◆ **What you have to do**
The records below are to be quoted in full; please keep every word exact.

◆ **Materials provided**

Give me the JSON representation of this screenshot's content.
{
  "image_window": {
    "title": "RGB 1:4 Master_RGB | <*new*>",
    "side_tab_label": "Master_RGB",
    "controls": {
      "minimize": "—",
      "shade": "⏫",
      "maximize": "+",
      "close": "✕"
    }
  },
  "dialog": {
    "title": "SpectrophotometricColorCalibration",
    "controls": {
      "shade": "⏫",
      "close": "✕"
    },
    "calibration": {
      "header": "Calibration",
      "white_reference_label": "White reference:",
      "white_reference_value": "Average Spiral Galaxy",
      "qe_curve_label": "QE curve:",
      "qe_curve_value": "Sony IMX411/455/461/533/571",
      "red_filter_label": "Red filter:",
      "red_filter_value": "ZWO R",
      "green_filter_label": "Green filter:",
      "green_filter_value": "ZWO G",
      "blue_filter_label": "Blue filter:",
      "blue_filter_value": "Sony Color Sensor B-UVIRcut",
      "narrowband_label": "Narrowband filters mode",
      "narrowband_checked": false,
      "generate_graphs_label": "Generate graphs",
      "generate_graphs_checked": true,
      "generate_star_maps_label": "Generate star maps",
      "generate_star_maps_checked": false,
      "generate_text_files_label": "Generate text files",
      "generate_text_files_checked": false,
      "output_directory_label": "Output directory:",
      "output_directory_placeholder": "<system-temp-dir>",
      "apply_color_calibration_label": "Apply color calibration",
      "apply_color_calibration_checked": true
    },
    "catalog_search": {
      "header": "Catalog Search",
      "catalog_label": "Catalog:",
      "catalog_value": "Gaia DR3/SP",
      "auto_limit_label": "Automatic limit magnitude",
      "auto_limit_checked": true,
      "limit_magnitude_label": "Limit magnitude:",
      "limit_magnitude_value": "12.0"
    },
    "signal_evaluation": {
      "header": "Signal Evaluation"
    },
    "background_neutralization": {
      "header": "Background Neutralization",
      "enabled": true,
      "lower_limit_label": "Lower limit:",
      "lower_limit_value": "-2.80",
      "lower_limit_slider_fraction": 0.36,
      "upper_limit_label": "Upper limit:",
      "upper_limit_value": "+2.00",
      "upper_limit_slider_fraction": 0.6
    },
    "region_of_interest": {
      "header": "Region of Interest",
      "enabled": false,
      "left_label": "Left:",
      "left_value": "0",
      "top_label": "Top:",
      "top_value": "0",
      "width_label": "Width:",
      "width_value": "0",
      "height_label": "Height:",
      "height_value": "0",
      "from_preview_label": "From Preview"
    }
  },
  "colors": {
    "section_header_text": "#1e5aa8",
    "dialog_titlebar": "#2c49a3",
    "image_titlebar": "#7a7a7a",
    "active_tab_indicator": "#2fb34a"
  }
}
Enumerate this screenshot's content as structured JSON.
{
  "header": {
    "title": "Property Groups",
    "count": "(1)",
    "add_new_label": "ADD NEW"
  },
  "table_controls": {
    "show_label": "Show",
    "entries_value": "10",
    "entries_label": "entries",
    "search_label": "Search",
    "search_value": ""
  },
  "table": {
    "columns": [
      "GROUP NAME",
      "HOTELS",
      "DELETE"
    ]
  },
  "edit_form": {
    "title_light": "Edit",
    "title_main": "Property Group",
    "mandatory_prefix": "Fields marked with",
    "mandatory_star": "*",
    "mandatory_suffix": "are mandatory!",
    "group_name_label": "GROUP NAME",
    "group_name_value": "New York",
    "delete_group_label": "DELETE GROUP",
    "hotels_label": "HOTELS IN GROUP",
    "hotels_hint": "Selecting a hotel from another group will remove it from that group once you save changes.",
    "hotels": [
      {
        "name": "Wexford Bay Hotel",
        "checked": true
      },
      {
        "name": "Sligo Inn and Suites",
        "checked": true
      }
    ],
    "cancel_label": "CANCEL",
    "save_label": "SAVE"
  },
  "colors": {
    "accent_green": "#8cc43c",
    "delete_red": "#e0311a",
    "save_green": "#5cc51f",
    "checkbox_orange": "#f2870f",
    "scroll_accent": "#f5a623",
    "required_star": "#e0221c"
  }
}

◆ **Output of the exercise**
Give me the JSON representation of this screenshot's content.
{
  "image_window": {
    "title": "RGB 1:4 Master_RGB | <*new*>",
    "side_tab_label": "Master_RGB",
    "controls": {
      "minimize": "—",
      "shade": "⏫",
      "maximize": "+",
      "close": "✕"
    }
  },
  "dialog": {
    "title": "SpectrophotometricColorCalibration",
    "controls": {
      "shade": "⏫",
      "close": "✕"
    },
    "calibration": {
      "header": "Calibration",
      "white_reference_label": "White reference:",
      "white_reference_value": "Average Spiral Galaxy",
      "qe_curve_label": "QE curve:",
      "qe_curve_value": "Sony IMX411/455/461/533/571",
      "red_filter_label": "Red filter:",
      "red_filter_value": "ZWO R",
      "green_filter_label": "Green filter:",
      "green_filter_value": "ZWO G",
      "blue_filter_label": "Blue filter:",
      "blue_filter_value": "Sony Color Sensor B-UVIRcut",
      "narrowband_label": "Narrowband filters mode",
      "narrowband_checked": false,
      "generate_graphs_label": "Generate graphs",
      "generate_graphs_checked": true,
      "generate_star_maps_label": "Generate star maps",
      "generate_star_maps_checked": false,
      "generate_text_files_label": "Generate text files",
      "generate_text_files_checked": false,
      "output_directory_label": "Output directory:",
      "output_directory_placeholder": "<system-temp-dir>",
      "apply_color_calibration_label": "Apply color calibration",
      "apply_color_calibration_checked": true
    },
    "catalog_search": {
      "header": "Catalog Search",
      "catalog_label": "Catalog:",
      "catalog_value": "Gaia DR3/SP",
      "auto_limit_label": "Automatic limit magnitude",
      "auto_limit_checked": true,
      "limit_magnitude_label": "Limit magnitude:",
      "limit_magnitude_value": "12.0"
    },
    "signal_evaluation": {
      "header": "Signal Evaluation"
    },
    "background_neutralization": {
      "header": "Background Neutralization",
      "enabled": true,
      "lower_limit_label": "Lower limit:",
      "lower_limit_value": "-2.80",
      "lower_limit_slider_fraction": 0.36,
      "upper_limit_label": "Upper limit:",
      "upper_limit_value": "+2.00",
      "upper_limit_slider_fraction": 0.6
    },
    "region_of_interest": {
      "header": "Region of Interest",
      "enabled": false,
      "left_label": "Left:",
      "left_value": "0",
      "top_label": "Top:",
      "top_value": "0",
      "width_label": "Width:",
      "width_value": "0",
      "height_label": "Height:",
      "height_value": "0",
      "from_preview_label": "From Preview"
    }
  },
  "colors": {
    "section_header_text": "#1e5aa8",
    "dialog_titlebar": "#2c49a3",
    "image_titlebar": "#7a7a7a",
    "active_tab_indicator": "#2fb34a"
  }
}
Enumerate this screenshot's content as structured JSON.
{
  "header": {
    "title": "Property Groups",
    "count": "(1)",
    "add_new_label": "ADD NEW"
  },
  "table_controls": {
    "show_label": "Show",
    "entries_value": "10",
    "entries_label": "entries",
    "search_label": "Search",
    "search_value": ""
  },
  "table": {
    "columns": [
      "GROUP NAME",
      "HOTELS",
      "DELETE"
    ]
  },
  "edit_form": {
    "title_light": "Edit",
    "title_main": "Property Group",
    "mandatory_prefix": "Fields marked with",
    "mandatory_star": "*",
    "mandatory_suffix": "are mandatory!",
    "group_name_label": "GROUP NAME",
    "group_name_value": "New York",
    "delete_group_label": "DELETE GROUP",
    "hotels_label": "HOTELS IN GROUP",
    "hotels_hint": "Selecting a hotel from another group will remove it from that group once you save changes.",
    "hotels": [
      {
        "name": "Wexford Bay Hotel",
        "checked": true
      },
      {
        "name": "Sligo Inn and Suites",
        "checked": true
      }
    ],
    "cancel_label": "CANCEL",
    "save_label": "SAVE"
  },
  "colors": {
    "accent_green": "#8cc43c",
    "delete_red": "#e0311a",
    "save_green": "#5cc51f",
    "checkbox_orange": "#f2870f",
    "scroll_accent": "#f5a623",
    "required_star": "#e0221c"
  }
}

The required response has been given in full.